• _EXERCISE INSTRUCTIONS_
Determine how many lines of the entries contain "oxid". Reply with that number alone.

(Part of a data file)
begin

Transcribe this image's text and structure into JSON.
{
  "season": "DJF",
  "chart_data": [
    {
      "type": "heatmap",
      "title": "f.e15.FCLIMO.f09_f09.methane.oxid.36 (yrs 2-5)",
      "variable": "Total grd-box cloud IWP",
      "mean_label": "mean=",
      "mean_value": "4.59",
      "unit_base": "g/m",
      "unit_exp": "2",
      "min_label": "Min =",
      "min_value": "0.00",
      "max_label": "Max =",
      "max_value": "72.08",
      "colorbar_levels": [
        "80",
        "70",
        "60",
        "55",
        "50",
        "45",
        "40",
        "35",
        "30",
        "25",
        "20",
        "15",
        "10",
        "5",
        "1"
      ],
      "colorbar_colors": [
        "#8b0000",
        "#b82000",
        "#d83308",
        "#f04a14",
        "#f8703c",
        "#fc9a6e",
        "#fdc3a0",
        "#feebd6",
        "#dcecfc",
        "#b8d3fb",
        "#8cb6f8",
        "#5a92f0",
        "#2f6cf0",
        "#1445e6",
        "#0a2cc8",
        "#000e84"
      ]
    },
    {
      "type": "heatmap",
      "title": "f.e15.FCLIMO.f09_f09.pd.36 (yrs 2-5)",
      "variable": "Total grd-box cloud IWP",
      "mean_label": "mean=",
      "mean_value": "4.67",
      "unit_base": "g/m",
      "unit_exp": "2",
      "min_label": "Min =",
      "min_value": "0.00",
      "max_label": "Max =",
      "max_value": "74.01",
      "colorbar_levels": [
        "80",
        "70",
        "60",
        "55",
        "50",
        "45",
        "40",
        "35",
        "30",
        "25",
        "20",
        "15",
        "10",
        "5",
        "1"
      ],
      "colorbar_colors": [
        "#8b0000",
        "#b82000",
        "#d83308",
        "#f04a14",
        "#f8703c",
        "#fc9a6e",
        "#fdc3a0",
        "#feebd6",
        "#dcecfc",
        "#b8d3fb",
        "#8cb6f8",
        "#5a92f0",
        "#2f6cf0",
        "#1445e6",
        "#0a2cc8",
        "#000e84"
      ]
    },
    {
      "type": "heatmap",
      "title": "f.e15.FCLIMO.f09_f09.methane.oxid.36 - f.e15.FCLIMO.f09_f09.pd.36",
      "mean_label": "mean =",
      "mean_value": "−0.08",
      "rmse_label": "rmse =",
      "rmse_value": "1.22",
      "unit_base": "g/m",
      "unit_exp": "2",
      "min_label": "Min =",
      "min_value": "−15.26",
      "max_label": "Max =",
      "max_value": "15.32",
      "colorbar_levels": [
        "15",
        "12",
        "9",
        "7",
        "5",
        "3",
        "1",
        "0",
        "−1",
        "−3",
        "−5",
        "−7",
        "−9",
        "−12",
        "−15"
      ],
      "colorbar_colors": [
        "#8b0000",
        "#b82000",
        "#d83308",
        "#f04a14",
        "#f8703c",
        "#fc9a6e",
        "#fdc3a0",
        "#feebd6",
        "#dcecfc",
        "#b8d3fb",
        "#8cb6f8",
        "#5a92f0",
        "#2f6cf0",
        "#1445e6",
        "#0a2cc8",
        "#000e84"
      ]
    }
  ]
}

end

• _RESPONSE_
2